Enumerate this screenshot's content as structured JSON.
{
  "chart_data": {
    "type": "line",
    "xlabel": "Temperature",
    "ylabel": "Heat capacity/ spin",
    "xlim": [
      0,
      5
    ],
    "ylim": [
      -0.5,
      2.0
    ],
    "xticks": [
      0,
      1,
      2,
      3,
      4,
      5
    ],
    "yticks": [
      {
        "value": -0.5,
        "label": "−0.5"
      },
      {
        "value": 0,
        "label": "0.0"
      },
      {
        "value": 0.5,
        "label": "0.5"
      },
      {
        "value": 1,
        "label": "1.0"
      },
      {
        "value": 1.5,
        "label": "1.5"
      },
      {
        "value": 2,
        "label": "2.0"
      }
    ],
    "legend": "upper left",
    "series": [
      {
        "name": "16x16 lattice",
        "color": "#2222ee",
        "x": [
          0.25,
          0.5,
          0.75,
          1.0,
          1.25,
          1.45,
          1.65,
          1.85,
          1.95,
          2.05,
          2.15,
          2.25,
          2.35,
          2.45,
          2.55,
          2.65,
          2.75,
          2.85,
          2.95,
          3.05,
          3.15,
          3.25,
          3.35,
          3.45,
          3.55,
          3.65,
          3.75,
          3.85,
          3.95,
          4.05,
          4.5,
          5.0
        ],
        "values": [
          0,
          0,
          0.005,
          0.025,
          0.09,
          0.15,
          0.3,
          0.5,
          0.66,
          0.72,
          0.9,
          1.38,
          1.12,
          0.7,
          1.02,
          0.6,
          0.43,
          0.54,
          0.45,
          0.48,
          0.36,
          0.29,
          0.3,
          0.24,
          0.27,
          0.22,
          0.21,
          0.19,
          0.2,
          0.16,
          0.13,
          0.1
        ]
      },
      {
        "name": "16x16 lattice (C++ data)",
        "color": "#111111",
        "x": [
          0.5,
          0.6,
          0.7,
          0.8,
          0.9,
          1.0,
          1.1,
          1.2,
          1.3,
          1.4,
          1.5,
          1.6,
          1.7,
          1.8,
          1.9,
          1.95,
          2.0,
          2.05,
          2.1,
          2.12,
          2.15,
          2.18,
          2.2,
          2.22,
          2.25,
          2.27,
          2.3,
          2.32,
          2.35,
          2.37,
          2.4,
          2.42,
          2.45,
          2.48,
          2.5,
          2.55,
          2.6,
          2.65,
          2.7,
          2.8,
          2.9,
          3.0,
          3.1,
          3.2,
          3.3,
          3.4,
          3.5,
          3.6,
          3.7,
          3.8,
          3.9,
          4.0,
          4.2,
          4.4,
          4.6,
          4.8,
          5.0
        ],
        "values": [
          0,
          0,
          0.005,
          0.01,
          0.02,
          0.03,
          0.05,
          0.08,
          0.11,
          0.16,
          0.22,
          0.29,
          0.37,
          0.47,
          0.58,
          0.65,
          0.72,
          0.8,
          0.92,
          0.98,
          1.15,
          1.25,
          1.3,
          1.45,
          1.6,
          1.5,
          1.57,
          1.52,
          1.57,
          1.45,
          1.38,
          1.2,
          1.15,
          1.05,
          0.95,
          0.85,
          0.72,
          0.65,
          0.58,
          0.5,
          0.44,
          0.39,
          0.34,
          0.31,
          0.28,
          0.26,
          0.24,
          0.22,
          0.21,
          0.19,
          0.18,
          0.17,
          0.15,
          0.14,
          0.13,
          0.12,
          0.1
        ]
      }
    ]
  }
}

WRITTEN PROBLEM
Which lines in the listing above hold the word "name"? Show each of them.

THE OUTPUT
        "name": "16x16 lattice",
        "name": "16x16 lattice (C++ data)",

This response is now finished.